## TEXTAUSZUG
KFS-Vortragsreihe

Ausnahmezustand Pubertät – Trotz stürmischer Zeiten in Beziehung bleiben

Mittwoch, 15. Mai 2019 | 19:30 Uhr

Laas/Unterinn/Kematen – Wenn Eltern merkwürdig werden und Jugendliche zwischen dem Wunsch nach Nähe und dem Bestreben nach Loslösung die Orientierung verlieren, dann stehen oft stürmische Zeiten ins Haus. Wie Eltern ihre Kinder durch die Zeit der Pubertät unterstützend begleiten können, erfuhren sie vor kurzem beim Vortrag „Ausnahmezustand Pubertät“ des Katholischen Familienverbandes Südtirol (KFS) in Laas, Unterinn und Kematen mit den Pädagoginnen Deborah Visintainer und Katharina Swoboda.

Das Zimmer sieht aus, wie nach einem Bombeneinschlag und unter dem Bett lugt ein angekautes Stück Pizza hervor. Bis spät in die Nacht läuft der Computer und am Morgen ist der Nachwuchs kaum aus dem Bett zu bringen. Ultracool mit Parfumfahne und Make-Up verlässt die Tochter das Haus, nur um sich später doch wieder zu den Eltern aufs Sofa zu kuscheln, bei Jungs läuft es ähnlich – nur mit Rasierwasserodeure. Die Pubertät ist die Zeit der Gegensätze, der hitzigen Diskussionen und der emotionalen Berg- und Talfahrten. „Was vielen Erwachsenen oft nicht bewusst ist: Jugendliche verändern sich nicht nur äußerlich, auch das Gehirn ist in der Pubertät mit einer Großbaustelle zu vergleichen“, berichten Deborah Visintainer und Katharina Swoboda.

## GEGEBENE ANGABEN

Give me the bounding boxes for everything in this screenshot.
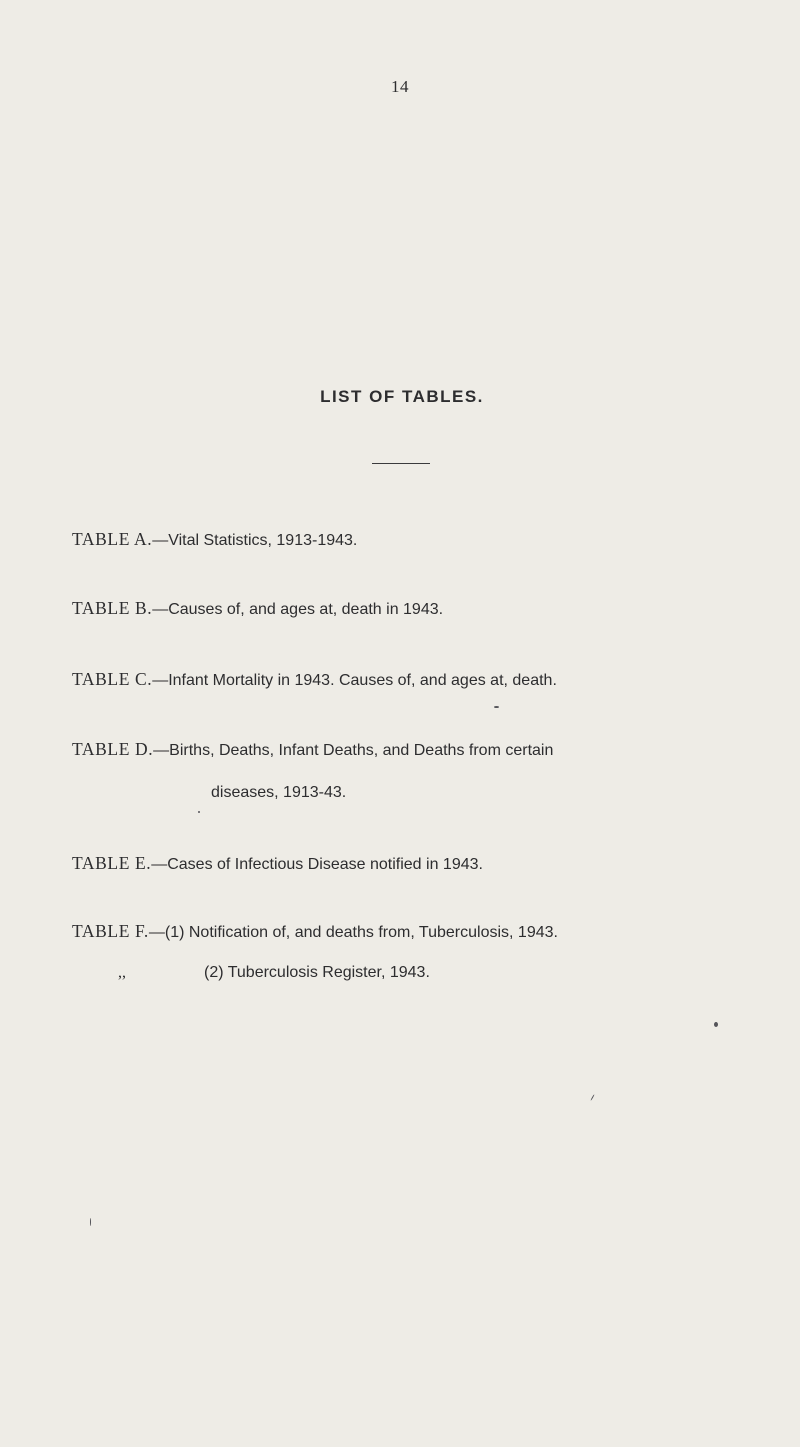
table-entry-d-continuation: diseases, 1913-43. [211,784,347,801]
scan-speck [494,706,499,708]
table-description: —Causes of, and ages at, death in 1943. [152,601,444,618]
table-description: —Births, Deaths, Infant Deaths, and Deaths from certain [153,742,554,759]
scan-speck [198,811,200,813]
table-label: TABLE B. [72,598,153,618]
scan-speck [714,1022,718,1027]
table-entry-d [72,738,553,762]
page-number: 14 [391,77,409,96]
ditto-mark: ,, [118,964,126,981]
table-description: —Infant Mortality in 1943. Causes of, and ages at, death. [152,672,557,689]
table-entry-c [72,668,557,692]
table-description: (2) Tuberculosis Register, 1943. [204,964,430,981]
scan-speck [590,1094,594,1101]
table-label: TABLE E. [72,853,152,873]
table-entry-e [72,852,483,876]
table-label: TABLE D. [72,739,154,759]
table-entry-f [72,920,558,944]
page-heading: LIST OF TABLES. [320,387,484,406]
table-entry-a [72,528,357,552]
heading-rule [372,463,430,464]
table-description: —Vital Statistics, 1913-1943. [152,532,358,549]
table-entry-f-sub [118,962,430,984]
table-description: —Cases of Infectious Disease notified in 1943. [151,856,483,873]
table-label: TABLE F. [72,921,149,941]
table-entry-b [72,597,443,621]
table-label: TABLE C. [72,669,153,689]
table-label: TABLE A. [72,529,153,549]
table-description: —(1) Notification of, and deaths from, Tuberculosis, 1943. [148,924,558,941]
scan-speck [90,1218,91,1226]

## GESTELLTE AUFGABEN
- a) Erkläre in ein bis drei Sätzen, wann laut dem Textauszug über den Pubertätsvortrag in Familien oft stürmische Zeiten anstehen.
- b) Welche Pädagoginnen hielten laut dem Textauszug den Vortrag „Ausnahmezustand Pubertät“?

## ANTWORTEN IN REIHENFOLGE
- a) Stürmische Zeiten stehen oft an, wenn Eltern merkwürdig werden und Jugendliche zwischen dem Wunsch nach Nähe und dem Bestreben nach Loslösung die Orientierung verlieren.

- b) Deborah Visintainer und Katharina Swoboda.